Check each line of the material below for "into", then copy the ones that contain it.

-- begin Source records --

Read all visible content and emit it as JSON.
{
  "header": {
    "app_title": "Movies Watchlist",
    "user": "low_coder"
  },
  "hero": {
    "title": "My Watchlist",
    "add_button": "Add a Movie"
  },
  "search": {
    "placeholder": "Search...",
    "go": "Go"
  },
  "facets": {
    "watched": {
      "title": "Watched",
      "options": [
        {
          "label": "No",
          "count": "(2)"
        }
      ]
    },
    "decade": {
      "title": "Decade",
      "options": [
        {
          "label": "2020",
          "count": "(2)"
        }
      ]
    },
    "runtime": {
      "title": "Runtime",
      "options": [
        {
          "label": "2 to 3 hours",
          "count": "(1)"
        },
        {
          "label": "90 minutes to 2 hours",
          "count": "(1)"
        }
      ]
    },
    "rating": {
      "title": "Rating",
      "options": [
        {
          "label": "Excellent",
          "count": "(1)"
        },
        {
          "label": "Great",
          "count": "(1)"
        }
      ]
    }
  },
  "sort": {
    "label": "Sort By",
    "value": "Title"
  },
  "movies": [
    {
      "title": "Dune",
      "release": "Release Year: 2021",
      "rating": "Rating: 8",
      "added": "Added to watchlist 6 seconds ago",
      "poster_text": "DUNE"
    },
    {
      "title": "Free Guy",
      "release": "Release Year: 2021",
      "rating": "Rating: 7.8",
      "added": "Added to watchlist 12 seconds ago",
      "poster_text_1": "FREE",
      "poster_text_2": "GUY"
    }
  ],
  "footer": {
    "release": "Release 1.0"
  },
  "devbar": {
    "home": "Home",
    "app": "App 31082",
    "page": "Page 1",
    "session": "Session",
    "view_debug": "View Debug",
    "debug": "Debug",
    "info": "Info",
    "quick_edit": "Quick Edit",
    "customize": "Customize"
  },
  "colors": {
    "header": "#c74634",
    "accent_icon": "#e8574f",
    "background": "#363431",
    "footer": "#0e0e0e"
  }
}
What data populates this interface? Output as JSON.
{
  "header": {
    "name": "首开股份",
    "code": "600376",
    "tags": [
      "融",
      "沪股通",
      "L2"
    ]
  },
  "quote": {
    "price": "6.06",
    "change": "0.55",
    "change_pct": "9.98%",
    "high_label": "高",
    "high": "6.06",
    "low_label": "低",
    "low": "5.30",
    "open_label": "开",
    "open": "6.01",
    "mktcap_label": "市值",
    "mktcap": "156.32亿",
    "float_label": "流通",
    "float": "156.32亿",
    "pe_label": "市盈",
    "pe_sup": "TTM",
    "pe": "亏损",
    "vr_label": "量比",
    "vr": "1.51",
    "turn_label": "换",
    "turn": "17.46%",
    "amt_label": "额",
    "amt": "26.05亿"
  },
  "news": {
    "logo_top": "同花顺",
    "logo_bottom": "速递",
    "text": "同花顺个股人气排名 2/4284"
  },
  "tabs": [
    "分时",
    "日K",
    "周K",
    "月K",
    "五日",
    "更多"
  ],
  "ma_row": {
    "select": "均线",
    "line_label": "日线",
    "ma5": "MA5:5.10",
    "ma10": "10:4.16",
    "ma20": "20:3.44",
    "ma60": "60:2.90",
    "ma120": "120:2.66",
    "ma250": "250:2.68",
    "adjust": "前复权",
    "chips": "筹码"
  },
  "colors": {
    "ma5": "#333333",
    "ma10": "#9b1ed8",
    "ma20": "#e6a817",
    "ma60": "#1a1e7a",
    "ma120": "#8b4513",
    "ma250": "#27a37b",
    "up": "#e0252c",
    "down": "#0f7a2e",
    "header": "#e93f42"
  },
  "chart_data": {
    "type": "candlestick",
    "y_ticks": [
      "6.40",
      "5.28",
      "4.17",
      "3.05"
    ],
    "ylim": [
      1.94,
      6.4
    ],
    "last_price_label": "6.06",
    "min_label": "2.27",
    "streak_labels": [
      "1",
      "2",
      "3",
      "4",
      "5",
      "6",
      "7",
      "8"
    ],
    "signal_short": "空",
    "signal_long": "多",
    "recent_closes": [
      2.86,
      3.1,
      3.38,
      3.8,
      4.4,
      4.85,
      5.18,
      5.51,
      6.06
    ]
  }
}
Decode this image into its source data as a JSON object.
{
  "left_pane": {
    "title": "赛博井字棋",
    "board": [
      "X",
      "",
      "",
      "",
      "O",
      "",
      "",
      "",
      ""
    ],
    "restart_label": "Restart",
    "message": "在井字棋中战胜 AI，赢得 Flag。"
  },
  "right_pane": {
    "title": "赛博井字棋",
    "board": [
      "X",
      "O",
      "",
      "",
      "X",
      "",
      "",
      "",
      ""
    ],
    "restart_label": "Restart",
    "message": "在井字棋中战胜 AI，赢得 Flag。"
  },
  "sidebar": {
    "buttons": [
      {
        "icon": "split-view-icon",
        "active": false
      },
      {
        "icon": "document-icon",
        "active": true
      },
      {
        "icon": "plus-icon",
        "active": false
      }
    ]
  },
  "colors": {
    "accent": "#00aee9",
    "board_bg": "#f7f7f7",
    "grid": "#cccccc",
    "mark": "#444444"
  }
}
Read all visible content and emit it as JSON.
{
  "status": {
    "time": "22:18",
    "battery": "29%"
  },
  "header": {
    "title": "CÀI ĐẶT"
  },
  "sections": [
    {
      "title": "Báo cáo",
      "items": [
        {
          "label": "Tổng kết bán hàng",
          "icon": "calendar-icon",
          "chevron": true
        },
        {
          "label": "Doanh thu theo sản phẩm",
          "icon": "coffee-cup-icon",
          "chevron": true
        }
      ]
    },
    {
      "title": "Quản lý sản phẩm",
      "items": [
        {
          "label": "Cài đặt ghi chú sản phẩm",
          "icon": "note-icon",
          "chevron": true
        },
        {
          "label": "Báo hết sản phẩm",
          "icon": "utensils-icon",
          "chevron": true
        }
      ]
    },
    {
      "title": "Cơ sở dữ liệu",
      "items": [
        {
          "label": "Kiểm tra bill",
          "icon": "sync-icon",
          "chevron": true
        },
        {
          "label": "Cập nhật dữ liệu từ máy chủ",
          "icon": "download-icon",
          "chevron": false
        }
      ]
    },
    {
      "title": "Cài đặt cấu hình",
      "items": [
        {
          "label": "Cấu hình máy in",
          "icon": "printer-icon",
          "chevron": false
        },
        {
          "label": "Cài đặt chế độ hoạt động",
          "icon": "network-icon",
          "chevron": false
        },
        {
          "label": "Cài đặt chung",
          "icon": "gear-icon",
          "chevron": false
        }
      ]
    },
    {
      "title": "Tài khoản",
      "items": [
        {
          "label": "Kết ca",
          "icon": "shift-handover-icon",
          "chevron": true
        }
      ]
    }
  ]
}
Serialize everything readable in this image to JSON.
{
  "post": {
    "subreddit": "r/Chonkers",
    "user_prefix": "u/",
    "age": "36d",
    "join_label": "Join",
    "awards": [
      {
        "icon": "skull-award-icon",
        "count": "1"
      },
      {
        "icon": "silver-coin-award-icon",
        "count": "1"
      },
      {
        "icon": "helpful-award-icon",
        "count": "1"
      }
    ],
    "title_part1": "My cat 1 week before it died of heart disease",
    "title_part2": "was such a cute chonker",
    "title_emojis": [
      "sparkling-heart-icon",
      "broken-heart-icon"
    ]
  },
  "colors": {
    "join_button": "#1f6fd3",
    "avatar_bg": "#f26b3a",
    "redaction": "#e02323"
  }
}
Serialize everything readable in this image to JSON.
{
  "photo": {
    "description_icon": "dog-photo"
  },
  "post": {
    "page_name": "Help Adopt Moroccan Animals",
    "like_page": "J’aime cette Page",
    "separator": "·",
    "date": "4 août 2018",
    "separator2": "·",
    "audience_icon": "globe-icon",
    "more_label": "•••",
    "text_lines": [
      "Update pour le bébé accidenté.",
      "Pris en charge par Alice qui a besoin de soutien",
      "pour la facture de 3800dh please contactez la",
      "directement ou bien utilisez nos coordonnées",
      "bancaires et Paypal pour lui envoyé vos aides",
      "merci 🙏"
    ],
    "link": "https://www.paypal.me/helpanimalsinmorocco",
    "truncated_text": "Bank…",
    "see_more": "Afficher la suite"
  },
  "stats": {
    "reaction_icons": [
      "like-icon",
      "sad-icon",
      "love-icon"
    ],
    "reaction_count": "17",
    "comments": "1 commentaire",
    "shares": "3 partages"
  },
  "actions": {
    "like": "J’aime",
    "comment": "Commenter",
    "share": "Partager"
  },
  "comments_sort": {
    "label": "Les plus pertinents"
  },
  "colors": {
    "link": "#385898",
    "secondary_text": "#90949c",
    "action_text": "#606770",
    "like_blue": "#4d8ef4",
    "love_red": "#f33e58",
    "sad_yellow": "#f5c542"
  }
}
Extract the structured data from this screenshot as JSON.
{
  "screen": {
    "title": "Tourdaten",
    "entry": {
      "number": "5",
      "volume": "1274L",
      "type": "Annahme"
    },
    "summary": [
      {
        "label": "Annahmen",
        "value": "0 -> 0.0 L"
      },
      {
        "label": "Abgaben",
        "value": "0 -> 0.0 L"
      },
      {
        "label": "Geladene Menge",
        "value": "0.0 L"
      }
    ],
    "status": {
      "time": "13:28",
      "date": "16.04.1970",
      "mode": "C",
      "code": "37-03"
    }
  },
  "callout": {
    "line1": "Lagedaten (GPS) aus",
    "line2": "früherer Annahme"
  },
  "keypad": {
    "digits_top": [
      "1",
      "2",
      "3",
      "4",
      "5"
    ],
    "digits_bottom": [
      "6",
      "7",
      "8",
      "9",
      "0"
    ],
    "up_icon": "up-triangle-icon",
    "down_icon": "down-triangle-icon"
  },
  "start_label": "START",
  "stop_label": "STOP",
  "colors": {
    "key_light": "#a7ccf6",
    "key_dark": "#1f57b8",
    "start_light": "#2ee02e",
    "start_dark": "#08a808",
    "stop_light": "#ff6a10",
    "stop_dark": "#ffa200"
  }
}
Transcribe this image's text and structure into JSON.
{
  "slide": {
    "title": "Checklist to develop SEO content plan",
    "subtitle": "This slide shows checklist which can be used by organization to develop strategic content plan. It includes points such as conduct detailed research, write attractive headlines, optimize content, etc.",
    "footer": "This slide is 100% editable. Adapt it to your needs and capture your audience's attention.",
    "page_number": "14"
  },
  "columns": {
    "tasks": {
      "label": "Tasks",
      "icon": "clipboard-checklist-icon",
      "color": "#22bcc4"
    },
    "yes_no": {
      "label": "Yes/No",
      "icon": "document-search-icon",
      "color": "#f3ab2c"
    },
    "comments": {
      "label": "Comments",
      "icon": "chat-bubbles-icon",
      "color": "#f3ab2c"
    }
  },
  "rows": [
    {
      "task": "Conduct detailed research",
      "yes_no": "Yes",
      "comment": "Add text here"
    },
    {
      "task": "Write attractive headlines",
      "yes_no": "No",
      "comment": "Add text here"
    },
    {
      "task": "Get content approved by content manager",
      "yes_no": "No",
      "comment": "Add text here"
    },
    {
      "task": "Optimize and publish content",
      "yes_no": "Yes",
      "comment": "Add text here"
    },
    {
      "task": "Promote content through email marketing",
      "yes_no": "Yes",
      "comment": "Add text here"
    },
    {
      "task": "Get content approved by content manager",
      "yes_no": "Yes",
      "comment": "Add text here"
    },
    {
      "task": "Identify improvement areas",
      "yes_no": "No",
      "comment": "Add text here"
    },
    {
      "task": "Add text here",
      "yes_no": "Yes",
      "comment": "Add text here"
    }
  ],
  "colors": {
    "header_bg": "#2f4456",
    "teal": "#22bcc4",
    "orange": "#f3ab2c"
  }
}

-- end Source records --

--- Solution for this task ---
Decode this image into its source data as a JSON object.
Transcribe this image's text and structure into JSON.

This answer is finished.